→ THE EXERCISE
Under this task are some entries; return every one of them exactly.

→ DATASET ROWS
-- Begin --

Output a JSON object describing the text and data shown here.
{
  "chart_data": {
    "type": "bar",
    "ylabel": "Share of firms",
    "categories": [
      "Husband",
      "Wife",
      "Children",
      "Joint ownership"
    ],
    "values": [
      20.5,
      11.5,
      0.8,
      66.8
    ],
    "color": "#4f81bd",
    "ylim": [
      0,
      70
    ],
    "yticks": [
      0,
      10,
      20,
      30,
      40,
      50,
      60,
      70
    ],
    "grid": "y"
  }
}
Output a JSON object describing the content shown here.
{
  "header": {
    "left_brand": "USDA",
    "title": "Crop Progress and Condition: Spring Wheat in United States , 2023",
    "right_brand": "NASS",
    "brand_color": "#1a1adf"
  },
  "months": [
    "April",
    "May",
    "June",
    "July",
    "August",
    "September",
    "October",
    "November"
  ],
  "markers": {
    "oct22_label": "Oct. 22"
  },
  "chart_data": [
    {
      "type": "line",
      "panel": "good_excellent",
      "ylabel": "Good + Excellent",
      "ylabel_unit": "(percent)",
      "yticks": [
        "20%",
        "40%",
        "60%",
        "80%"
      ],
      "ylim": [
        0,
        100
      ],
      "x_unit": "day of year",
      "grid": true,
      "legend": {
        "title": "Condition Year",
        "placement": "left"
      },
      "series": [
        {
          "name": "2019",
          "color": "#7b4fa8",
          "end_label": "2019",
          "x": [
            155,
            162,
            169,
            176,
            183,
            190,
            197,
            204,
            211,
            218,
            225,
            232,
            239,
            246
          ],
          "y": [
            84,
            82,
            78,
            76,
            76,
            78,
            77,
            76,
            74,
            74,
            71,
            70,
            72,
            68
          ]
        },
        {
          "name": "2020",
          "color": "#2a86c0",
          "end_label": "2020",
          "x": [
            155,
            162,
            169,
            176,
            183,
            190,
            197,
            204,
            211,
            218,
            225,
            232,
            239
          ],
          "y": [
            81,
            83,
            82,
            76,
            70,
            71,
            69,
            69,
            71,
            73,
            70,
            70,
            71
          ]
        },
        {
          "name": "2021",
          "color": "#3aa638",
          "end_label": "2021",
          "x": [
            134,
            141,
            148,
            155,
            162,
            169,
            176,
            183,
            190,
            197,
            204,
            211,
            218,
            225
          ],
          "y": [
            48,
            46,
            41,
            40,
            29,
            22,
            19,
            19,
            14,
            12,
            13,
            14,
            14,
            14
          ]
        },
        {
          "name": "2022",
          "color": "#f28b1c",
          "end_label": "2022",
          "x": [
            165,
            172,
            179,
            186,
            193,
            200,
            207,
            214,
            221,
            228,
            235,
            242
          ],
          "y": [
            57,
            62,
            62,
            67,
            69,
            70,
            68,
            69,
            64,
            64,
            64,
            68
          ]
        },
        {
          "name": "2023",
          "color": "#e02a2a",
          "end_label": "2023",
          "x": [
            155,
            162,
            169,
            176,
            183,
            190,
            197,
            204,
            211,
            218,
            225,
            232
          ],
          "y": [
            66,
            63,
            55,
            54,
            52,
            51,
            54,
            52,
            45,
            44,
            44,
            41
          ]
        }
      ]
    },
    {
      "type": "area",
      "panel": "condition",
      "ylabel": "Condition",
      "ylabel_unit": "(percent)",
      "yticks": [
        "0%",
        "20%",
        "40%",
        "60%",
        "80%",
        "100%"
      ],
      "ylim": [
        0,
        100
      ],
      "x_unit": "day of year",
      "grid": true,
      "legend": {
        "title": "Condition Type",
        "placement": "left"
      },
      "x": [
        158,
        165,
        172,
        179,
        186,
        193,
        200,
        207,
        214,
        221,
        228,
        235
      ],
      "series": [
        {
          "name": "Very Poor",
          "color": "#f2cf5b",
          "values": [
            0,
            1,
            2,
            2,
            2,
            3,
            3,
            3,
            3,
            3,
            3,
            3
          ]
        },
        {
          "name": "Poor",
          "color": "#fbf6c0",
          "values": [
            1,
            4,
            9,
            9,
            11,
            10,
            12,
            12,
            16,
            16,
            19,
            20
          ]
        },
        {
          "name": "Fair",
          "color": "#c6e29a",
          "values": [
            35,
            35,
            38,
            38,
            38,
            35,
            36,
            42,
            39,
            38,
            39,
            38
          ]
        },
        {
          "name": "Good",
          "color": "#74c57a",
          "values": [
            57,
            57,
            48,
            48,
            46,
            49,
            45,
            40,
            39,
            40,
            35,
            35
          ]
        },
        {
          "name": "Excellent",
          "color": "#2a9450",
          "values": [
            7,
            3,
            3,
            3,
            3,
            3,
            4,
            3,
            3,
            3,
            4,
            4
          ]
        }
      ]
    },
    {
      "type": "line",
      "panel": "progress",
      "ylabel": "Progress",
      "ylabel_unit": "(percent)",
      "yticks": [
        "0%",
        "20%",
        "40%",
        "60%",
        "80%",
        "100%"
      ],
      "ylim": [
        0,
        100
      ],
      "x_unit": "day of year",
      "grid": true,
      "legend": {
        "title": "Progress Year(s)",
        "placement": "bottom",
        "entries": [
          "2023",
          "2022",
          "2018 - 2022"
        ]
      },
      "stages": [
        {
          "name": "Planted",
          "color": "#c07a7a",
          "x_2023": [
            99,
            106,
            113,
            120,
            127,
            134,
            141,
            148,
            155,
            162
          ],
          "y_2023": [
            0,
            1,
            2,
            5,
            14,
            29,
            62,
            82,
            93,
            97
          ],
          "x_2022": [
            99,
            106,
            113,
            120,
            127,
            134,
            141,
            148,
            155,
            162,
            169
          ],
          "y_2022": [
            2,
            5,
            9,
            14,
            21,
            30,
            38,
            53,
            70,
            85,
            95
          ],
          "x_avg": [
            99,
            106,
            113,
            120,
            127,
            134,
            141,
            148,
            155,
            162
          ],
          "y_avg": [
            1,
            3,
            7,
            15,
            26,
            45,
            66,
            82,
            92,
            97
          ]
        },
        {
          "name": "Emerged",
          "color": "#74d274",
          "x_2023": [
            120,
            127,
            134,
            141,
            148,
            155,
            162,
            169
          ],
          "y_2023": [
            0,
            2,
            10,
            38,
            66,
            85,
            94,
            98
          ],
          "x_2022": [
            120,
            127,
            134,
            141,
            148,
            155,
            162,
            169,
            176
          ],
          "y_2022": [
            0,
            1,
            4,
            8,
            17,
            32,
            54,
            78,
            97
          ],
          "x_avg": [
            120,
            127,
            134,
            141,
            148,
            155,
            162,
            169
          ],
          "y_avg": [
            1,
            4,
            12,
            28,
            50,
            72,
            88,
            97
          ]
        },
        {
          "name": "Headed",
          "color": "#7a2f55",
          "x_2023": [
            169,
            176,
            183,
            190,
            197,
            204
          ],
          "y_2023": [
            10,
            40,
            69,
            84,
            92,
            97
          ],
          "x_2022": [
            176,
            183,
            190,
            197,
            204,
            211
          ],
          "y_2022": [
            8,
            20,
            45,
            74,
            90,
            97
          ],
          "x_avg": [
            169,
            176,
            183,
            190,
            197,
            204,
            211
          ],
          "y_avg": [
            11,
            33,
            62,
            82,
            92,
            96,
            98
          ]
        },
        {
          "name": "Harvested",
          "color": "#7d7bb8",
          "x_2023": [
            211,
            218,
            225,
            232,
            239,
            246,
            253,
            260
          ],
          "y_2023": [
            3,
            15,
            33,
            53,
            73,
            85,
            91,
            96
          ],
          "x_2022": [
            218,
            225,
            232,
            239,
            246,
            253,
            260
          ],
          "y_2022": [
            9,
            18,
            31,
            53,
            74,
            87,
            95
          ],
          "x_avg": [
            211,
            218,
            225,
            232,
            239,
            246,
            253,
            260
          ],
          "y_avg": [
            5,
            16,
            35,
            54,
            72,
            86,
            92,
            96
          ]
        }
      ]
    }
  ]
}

-- End --

→ FINISHED TASK
Output a JSON object describing the text and data shown here.
{
  "chart_data": {
    "type": "bar",
    "ylabel": "Share of firms",
    "categories": [
      "Husband",
      "Wife",
      "Children",
      "Joint ownership"
    ],
    "values": [
      20.5,
      11.5,
      0.8,
      66.8
    ],
    "color": "#4f81bd",
    "ylim": [
      0,
      70
    ],
    "yticks": [
      0,
      10,
      20,
      30,
      40,
      50,
      60,
      70
    ],
    "grid": "y"
  }
}
Output a JSON object describing the content shown here.
{
  "header": {
    "left_brand": "USDA",
    "title": "Crop Progress and Condition: Spring Wheat in United States , 2023",
    "right_brand": "NASS",
    "brand_color": "#1a1adf"
  },
  "months": [
    "April",
    "May",
    "June",
    "July",
    "August",
    "September",
    "October",
    "November"
  ],
  "markers": {
    "oct22_label": "Oct. 22"
  },
  "chart_data": [
    {
      "type": "line",
      "panel": "good_excellent",
      "ylabel": "Good + Excellent",
      "ylabel_unit": "(percent)",
      "yticks": [
        "20%",
        "40%",
        "60%",
        "80%"
      ],
      "ylim": [
        0,
        100
      ],
      "x_unit": "day of year",
      "grid": true,
      "legend": {
        "title": "Condition Year",
        "placement": "left"
      },
      "series": [
        {
          "name": "2019",
          "color": "#7b4fa8",
          "end_label": "2019",
          "x": [
            155,
            162,
            169,
            176,
            183,
            190,
            197,
            204,
            211,
            218,
            225,
            232,
            239,
            246
          ],
          "y": [
            84,
            82,
            78,
            76,
            76,
            78,
            77,
            76,
            74,
            74,
            71,
            70,
            72,
            68
          ]
        },
        {
          "name": "2020",
          "color": "#2a86c0",
          "end_label": "2020",
          "x": [
            155,
            162,
            169,
            176,
            183,
            190,
            197,
            204,
            211,
            218,
            225,
            232,
            239
          ],
          "y": [
            81,
            83,
            82,
            76,
            70,
            71,
            69,
            69,
            71,
            73,
            70,
            70,
            71
          ]
        },
        {
          "name": "2021",
          "color": "#3aa638",
          "end_label": "2021",
          "x": [
            134,
            141,
            148,
            155,
            162,
            169,
            176,
            183,
            190,
            197,
            204,
            211,
            218,
            225
          ],
          "y": [
            48,
            46,
            41,
            40,
            29,
            22,
            19,
            19,
            14,
            12,
            13,
            14,
            14,
            14
          ]
        },
        {
          "name": "2022",
          "color": "#f28b1c",
          "end_label": "2022",
          "x": [
            165,
            172,
            179,
            186,
            193,
            200,
            207,
            214,
            221,
            228,
            235,
            242
          ],
          "y": [
            57,
            62,
            62,
            67,
            69,
            70,
            68,
            69,
            64,
            64,
            64,
            68
          ]
        },
        {
          "name": "2023",
          "color": "#e02a2a",
          "end_label": "2023",
          "x": [
            155,
            162,
            169,
            176,
            183,
            190,
            197,
            204,
            211,
            218,
            225,
            232
          ],
          "y": [
            66,
            63,
            55,
            54,
            52,
            51,
            54,
            52,
            45,
            44,
            44,
            41
          ]
        }
      ]
    },
    {
      "type": "area",
      "panel": "condition",
      "ylabel": "Condition",
      "ylabel_unit": "(percent)",
      "yticks": [
        "0%",
        "20%",
        "40%",
        "60%",
        "80%",
        "100%"
      ],
      "ylim": [
        0,
        100
      ],
      "x_unit": "day of year",
      "grid": true,
      "legend": {
        "title": "Condition Type",
        "placement": "left"
      },
      "x": [
        158,
        165,
        172,
        179,
        186,
        193,
        200,
        207,
        214,
        221,
        228,
        235
      ],
      "series": [
        {
          "name": "Very Poor",
          "color": "#f2cf5b",
          "values": [
            0,
            1,
            2,
            2,
            2,
            3,
            3,
            3,
            3,
            3,
            3,
            3
          ]
        },
        {
          "name": "Poor",
          "color": "#fbf6c0",
          "values": [
            1,
            4,
            9,
            9,
            11,
            10,
            12,
            12,
            16,
            16,
            19,
            20
          ]
        },
        {
          "name": "Fair",
          "color": "#c6e29a",
          "values": [
            35,
            35,
            38,
            38,
            38,
            35,
            36,
            42,
            39,
            38,
            39,
            38
          ]
        },
        {
          "name": "Good",
          "color": "#74c57a",
          "values": [
            57,
            57,
            48,
            48,
            46,
            49,
            45,
            40,
            39,
            40,
            35,
            35
          ]
        },
        {
          "name": "Excellent",
          "color": "#2a9450",
          "values": [
            7,
            3,
            3,
            3,
            3,
            3,
            4,
            3,
            3,
            3,
            4,
            4
          ]
        }
      ]
    },
    {
      "type": "line",
      "panel": "progress",
      "ylabel": "Progress",
      "ylabel_unit": "(percent)",
      "yticks": [
        "0%",
        "20%",
        "40%",
        "60%",
        "80%",
        "100%"
      ],
      "ylim": [
        0,
        100
      ],
      "x_unit": "day of year",
      "grid": true,
      "legend": {
        "title": "Progress Year(s)",
        "placement": "bottom",
        "entries": [
          "2023",
          "2022",
          "2018 - 2022"
        ]
      },
      "stages": [
        {
          "name": "Planted",
          "color": "#c07a7a",
          "x_2023": [
            99,
            106,
            113,
            120,
            127,
            134,
            141,
            148,
            155,
            162
          ],
          "y_2023": [
            0,
            1,
            2,
            5,
            14,
            29,
            62,
            82,
            93,
            97
          ],
          "x_2022": [
            99,
            106,
            113,
            120,
            127,
            134,
            141,
            148,
            155,
            162,
            169
          ],
          "y_2022": [
            2,
            5,
            9,
            14,
            21,
            30,
            38,
            53,
            70,
            85,
            95
          ],
          "x_avg": [
            99,
            106,
            113,
            120,
            127,
            134,
            141,
            148,
            155,
            162
          ],
          "y_avg": [
            1,
            3,
            7,
            15,
            26,
            45,
            66,
            82,
            92,
            97
          ]
        },
        {
          "name": "Emerged",
          "color": "#74d274",
          "x_2023": [
            120,
            127,
            134,
            141,
            148,
            155,
            162,
            169
          ],
          "y_2023": [
            0,
            2,
            10,
            38,
            66,
            85,
            94,
            98
          ],
          "x_2022": [
            120,
            127,
            134,
            141,
            148,
            155,
            162,
            169,
            176
          ],
          "y_2022": [
            0,
            1,
            4,
            8,
            17,
            32,
            54,
            78,
            97
          ],
          "x_avg": [
            120,
            127,
            134,
            141,
            148,
            155,
            162,
            169
          ],
          "y_avg": [
            1,
            4,
            12,
            28,
            50,
            72,
            88,
            97
          ]
        },
        {
          "name": "Headed",
          "color": "#7a2f55",
          "x_2023": [
            169,
            176,
            183,
            190,
            197,
            204
          ],
          "y_2023": [
            10,
            40,
            69,
            84,
            92,
            97
          ],
          "x_2022": [
            176,
            183,
            190,
            197,
            204,
            211
          ],
          "y_2022": [
            8,
            20,
            45,
            74,
            90,
            97
          ],
          "x_avg": [
            169,
            176,
            183,
            190,
            197,
            204,
            211
          ],
          "y_avg": [
            11,
            33,
            62,
            82,
            92,
            96,
            98
          ]
        },
        {
          "name": "Harvested",
          "color": "#7d7bb8",
          "x_2023": [
            211,
            218,
            225,
            232,
            239,
            246,
            253,
            260
          ],
          "y_2023": [
            3,
            15,
            33,
            53,
            73,
            85,
            91,
            96
          ],
          "x_2022": [
            218,
            225,
            232,
            239,
            246,
            253,
            260
          ],
          "y_2022": [
            9,
            18,
            31,
            53,
            74,
            87,
            95
          ],
          "x_avg": [
            211,
            218,
            225,
            232,
            239,
            246,
            253,
            260
          ],
          "y_avg": [
            5,
            16,
            35,
            54,
            72,
            86,
            92,
            96
          ]
        }
      ]
    }
  ]
}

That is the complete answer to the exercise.